- **Instructions to follow**
Give the part of the text on text and data mining starting at "It is up to" and ending at "implement rate-limiting headers.", swapping "DOI" for "registered item" throughout.

- **Selected passage**
┄┄┄┄┄┄┄┄┄┄

Even if you already have an API, ours provides additional benefits as it’s a common, standards-based API that works across all members and records. Researchers having to learn many different member APIs for TDM projects doesn’t scale well.
It is up to you to decide formats for your full-text in: some offer PDF, others XML, and some plain text. Some members vary what they deliver depending on the age of the content or other variables. Our API does not provide automatic access to subscription content - access to subscription content is managed on your site using your existing access control systems.
As a member, you need to do two things to enable text and data mining for the metadata records that you have registered with us:
Include the link to full-text in the metadata for each DOI so researchers can follow it to access your content
Include a license URL in the metadata for each DOI so researchers can use this to find out if they have permission to carry out TDM with your content item
If you are concerned about the impact of automated TDM harvesters on your site performance, you may choose to implement rate-limiting headers.
Rate limiting
TDM may change the volume of traffic that your servers have to handle when researchers download large numbers of files in bulk. You can mitigate performance issues with rate limiting.
We have defined a set of standard HTTPS headers that can be used by servers to convey rate-limiting information to automated text and data mining tools. Well-behaved TDM tools can simply look for these headers when they query member sites in order to understand how to behave so as not to affect the site’s performance. The headers allow a member to define a rate limit window - a time span, such as a minute, an hour, or a day. The member can then specify:
Header name
Example value
Explanation
CR-TDM-Rate-Limit
1500
Maximum number of full-text downloads that are allowed to be performed in the defined rate limit window
CR-TDM-Rate-Limit-Remaining
76
Number of downloads left for the current rate limit window
CR-TDM-Rate-Limit-Reset
1378072800
Remaining time (in UTC epoch seconds) before the rate limit resets and a new rate limit window is started
We do not provide or enforce this rate limiting - it’s up to you to implement it if required, and to define a rate limit appropriate for your servers.
Example member site
We have created TinyPub to show an implementation of our API, including rate limiting and IP-based subscription access. You can download this code for reference, but please note that it’s just to illustrate the workings of the system, and is not intended for production.

┄┄┄┄┄┄┄┄┄┄

- **Entries**
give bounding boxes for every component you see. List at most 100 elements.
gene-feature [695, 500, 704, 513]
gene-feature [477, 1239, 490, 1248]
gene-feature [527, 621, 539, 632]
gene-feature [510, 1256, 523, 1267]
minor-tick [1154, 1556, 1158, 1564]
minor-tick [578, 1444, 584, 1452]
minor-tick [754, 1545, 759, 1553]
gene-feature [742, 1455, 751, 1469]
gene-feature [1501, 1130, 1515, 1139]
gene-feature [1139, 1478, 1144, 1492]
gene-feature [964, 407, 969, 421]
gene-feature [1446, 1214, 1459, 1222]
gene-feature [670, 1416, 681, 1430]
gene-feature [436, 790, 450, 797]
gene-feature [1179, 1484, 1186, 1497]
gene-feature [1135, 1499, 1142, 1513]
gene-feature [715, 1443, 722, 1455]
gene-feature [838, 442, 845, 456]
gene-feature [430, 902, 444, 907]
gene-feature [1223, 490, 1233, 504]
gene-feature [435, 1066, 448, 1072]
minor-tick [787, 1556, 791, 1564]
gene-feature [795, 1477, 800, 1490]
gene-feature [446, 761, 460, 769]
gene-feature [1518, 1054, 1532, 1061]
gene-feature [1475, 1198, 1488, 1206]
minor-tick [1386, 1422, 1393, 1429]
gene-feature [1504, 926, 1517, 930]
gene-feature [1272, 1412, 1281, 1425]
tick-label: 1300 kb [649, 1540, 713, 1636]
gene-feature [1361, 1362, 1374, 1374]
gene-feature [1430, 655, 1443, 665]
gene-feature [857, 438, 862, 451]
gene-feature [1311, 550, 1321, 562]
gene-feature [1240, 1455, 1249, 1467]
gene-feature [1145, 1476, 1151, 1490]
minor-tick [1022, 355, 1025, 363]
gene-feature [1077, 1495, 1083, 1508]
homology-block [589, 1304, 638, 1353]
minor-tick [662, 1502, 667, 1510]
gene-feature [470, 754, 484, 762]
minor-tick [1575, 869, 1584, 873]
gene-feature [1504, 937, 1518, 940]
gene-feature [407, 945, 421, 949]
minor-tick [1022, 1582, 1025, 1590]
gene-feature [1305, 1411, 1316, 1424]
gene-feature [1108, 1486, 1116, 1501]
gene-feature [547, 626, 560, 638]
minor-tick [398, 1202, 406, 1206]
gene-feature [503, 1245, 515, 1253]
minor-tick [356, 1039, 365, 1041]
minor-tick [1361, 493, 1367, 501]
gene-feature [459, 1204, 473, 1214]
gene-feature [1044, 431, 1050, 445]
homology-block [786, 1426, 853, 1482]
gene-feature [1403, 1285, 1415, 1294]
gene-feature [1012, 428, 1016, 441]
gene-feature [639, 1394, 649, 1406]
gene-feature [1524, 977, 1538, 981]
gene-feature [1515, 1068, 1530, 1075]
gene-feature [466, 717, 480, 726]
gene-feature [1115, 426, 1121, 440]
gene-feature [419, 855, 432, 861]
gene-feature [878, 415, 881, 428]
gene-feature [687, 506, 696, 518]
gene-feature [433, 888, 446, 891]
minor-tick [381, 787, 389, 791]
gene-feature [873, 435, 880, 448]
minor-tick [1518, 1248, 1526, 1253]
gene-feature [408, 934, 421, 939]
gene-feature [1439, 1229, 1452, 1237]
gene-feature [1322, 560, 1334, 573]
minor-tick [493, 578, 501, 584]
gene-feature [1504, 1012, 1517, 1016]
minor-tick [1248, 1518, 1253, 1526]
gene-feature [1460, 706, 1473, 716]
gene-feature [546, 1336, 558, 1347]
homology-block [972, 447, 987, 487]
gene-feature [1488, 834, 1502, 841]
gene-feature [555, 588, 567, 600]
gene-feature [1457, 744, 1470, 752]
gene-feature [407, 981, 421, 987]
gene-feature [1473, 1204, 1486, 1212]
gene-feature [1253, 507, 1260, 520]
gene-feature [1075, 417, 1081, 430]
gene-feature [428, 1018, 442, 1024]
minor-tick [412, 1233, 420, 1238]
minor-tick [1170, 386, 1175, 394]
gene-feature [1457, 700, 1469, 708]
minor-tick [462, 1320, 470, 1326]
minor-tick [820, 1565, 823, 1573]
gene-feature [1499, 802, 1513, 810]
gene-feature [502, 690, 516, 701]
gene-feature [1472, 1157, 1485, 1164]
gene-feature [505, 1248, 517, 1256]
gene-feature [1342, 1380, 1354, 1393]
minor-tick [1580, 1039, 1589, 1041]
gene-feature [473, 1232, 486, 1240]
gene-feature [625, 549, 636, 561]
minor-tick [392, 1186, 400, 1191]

┄┄┄┄┄┄┄┄┄┄

- **Answer to this exercise**
It is up to you to decide formats for your full-text in: some offer PDF, others XML, and some plain text. Some members vary what they deliver depending on the age of the content or other variables. Our API does not provide automatic access to subscription content - access to subscription content is managed on your site using your existing access control systems.
As a member, you need to do two things to enable text and data mining for the metadata records that you have registered with us:
Include the link to full-text in the metadata for each registered item so researchers can follow it to access your content
Include a license URL in the metadata for each registered item so researchers can use this to find out if they have permission to carry out TDM with your content item
If you are concerned about the impact of automated TDM harvesters on your site performance, you may choose to implement rate-limiting headers.